▶ [Task objective]
Extract all records. Keep each one exact.

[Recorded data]

[start]

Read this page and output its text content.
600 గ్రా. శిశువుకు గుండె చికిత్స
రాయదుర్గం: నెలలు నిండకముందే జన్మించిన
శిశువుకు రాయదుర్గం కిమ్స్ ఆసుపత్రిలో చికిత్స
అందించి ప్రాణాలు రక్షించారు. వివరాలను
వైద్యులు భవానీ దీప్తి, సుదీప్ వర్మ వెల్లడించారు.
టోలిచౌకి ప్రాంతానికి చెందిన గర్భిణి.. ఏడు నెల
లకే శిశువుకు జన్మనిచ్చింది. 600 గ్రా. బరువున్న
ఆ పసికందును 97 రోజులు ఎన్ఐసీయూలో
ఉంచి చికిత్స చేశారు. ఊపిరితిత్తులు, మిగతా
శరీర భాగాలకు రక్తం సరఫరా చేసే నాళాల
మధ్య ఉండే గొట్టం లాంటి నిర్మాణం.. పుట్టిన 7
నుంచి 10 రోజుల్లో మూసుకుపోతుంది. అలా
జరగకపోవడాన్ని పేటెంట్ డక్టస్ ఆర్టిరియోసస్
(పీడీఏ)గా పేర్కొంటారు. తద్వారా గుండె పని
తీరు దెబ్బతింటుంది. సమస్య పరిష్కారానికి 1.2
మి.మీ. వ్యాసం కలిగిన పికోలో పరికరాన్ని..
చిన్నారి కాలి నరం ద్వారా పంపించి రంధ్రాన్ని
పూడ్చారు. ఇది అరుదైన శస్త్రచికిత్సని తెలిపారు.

[end]

▶ [Task result]
Read this page and output its text content.
600 గ్రా. శిశువుకు గుండె చికిత్స
రాయదుర్గం: నెలలు నిండకముందే జన్మించిన
శిశువుకు రాయదుర్గం కిమ్స్ ఆసుపత్రిలో చికిత్స
అందించి ప్రాణాలు రక్షించారు. వివరాలను
వైద్యులు భవానీ దీప్తి, సుదీప్ వర్మ వెల్లడించారు.
టోలిచౌకి ప్రాంతానికి చెందిన గర్భిణి.. ఏడు నెల
లకే శిశువుకు జన్మనిచ్చింది. 600 గ్రా. బరువున్న
ఆ పసికందును 97 రోజులు ఎన్ఐసీయూలో
ఉంచి చికిత్స చేశారు. ఊపిరితిత్తులు, మిగతా
శరీర భాగాలకు రక్తం సరఫరా చేసే నాళాల
మధ్య ఉండే గొట్టం లాంటి నిర్మాణం.. పుట్టిన 7
నుంచి 10 రోజుల్లో మూసుకుపోతుంది. అలా
జరగకపోవడాన్ని పేటెంట్ డక్టస్ ఆర్టిరియోసస్
(పీడీఏ)గా పేర్కొంటారు. తద్వారా గుండె పని
తీరు దెబ్బతింటుంది. సమస్య పరిష్కారానికి 1.2
మి.మీ. వ్యాసం కలిగిన పికోలో పరికరాన్ని..
చిన్నారి కాలి నరం ద్వారా పంపించి రంధ్రాన్ని
పూడ్చారు. ఇది అరుదైన శస్త్రచికిత్సని తెలిపారు.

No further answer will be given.